---------- SUPPLIED ENTRIES

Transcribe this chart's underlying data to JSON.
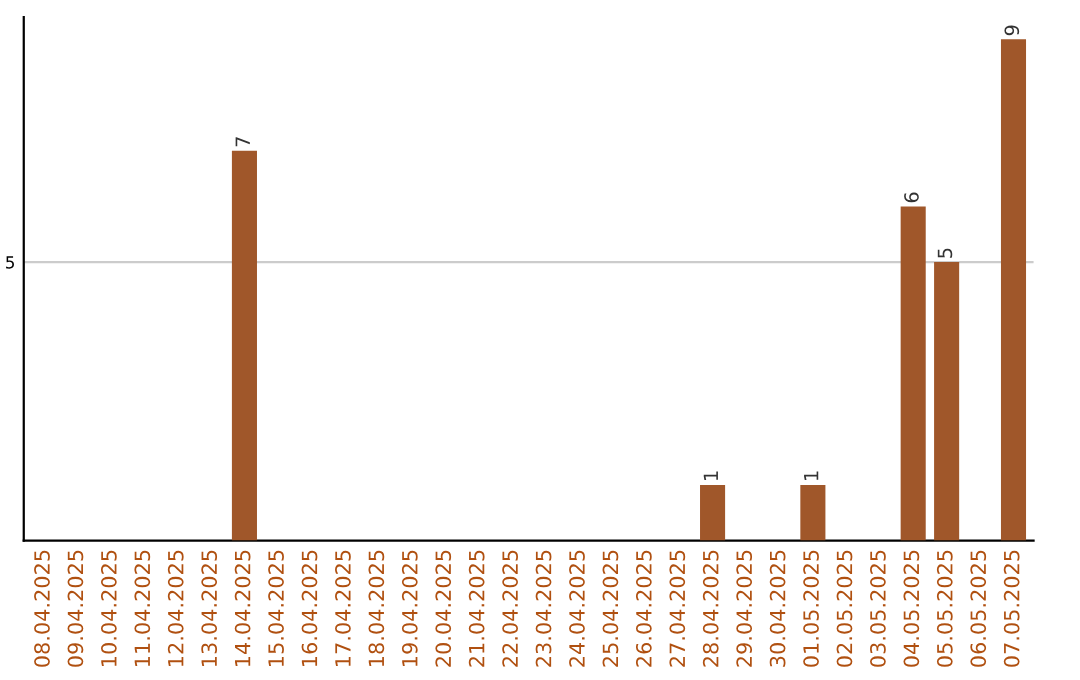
{
  "chart_data": {
    "type": "bar",
    "categories": [
      "08.04.2025",
      "09.04.2025",
      "10.04.2025",
      "11.04.2025",
      "12.04.2025",
      "13.04.2025",
      "14.04.2025",
      "15.04.2025",
      "16.04.2025",
      "17.04.2025",
      "18.04.2025",
      "19.04.2025",
      "20.04.2025",
      "21.04.2025",
      "22.04.2025",
      "23.04.2025",
      "24.04.2025",
      "25.04.2025",
      "26.04.2025",
      "27.04.2025",
      "28.04.2025",
      "29.04.2025",
      "30.04.2025",
      "01.05.2025",
      "02.05.2025",
      "03.05.2025",
      "04.05.2025",
      "05.05.2025",
      "06.05.2025",
      "07.05.2025"
    ],
    "values": [
      0,
      0,
      0,
      0,
      0,
      0,
      7,
      0,
      0,
      0,
      0,
      0,
      0,
      0,
      0,
      0,
      0,
      0,
      0,
      0,
      1,
      0,
      0,
      1,
      0,
      0,
      6,
      5,
      0,
      9
    ],
    "value_labels": [
      null,
      null,
      null,
      null,
      null,
      null,
      "7",
      null,
      null,
      null,
      null,
      null,
      null,
      null,
      null,
      null,
      null,
      null,
      null,
      null,
      "1",
      null,
      null,
      "1",
      null,
      null,
      "6",
      "5",
      null,
      "9"
    ],
    "color": "#a0572a",
    "ylim": [
      0,
      9.4
    ],
    "yticks": [
      5
    ],
    "grid": "y"
  }
}
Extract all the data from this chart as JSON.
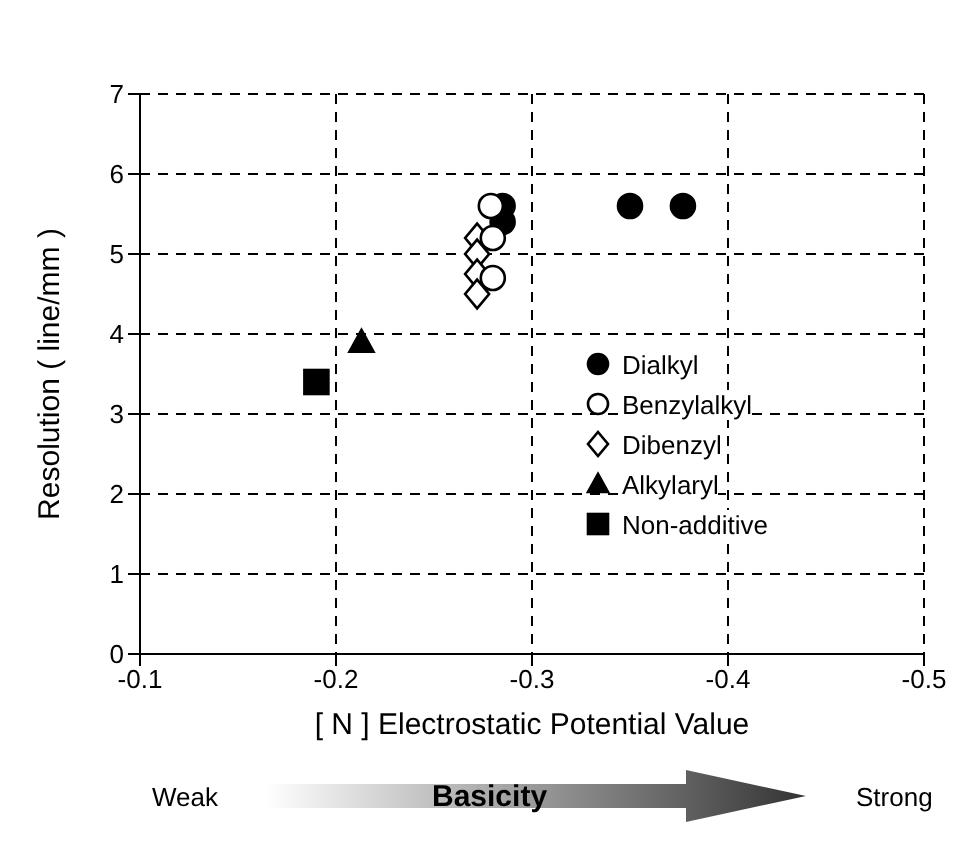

--------------------

EXERCISE REQUIREMENTS:
Filter the data, keeping only the lines that contain "this".

CORRECT OUTPUT:
Transcribe this chart's underlying data to JSON.
Extract all the data from this chart as JSON.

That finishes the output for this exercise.